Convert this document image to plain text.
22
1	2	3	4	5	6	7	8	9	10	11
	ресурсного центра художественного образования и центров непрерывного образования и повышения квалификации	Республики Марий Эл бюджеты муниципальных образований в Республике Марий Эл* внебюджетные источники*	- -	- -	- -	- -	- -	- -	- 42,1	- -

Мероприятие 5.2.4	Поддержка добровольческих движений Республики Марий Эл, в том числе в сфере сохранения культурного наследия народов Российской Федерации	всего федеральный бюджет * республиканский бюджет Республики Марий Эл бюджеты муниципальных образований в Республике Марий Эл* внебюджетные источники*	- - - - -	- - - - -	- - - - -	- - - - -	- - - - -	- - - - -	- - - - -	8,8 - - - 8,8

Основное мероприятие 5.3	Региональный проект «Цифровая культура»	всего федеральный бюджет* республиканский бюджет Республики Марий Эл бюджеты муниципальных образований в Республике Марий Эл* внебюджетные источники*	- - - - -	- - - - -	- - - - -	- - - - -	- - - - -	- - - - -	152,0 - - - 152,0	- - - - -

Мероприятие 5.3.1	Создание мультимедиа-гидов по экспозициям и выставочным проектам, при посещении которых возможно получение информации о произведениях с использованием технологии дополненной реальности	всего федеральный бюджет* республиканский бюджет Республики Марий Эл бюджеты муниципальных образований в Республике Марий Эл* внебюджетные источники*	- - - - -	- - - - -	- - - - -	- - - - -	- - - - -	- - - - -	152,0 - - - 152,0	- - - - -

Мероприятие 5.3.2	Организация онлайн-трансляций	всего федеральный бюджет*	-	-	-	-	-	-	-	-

- - - - - - -

TASK DETAILS –
Copy all of the material word for word.

WORKED SOLUTION –
Convert this document image to plain text.
22
1	2	3	4	5	6	7	8	9	10	11
	ресурсного центра художественного образования и центров непрерывного образования и повышения квалификации	Республики Марий Эл бюджеты муниципальных образований в Республике Марий Эл* внебюджетные источники*	- -	- -	- -	- -	- -	- -	- 42,1	- -

Мероприятие 5.2.4	Поддержка добровольческих движений Республики Марий Эл, в том числе в сфере сохранения культурного наследия народов Российской Федерации	всего федеральный бюджет * республиканский бюджет Республики Марий Эл бюджеты муниципальных образований в Республике Марий Эл* внебюджетные источники*	- - - - -	- - - - -	- - - - -	- - - - -	- - - - -	- - - - -	- - - - -	8,8 - - - 8,8

Основное мероприятие 5.3	Региональный проект «Цифровая культура»	всего федеральный бюджет* республиканский бюджет Республики Марий Эл бюджеты муниципальных образований в Республике Марий Эл* внебюджетные источники*	- - - - -	- - - - -	- - - - -	- - - - -	- - - - -	- - - - -	152,0 - - - 152,0	- - - - -

Мероприятие 5.3.1	Создание мультимедиа-гидов по экспозициям и выставочным проектам, при посещении которых возможно получение информации о произведениях с использованием технологии дополненной реальности	всего федеральный бюджет* республиканский бюджет Республики Марий Эл бюджеты муниципальных образований в Республике Марий Эл* внебюджетные источники*	- - - - -	- - - - -	- - - - -	- - - - -	- - - - -	- - - - -	152,0 - - - 152,0	- - - - -

Мероприятие 5.3.2	Организация онлайн-трансляций	всего федеральный бюджет*	-	-	-	-	-	-	-	-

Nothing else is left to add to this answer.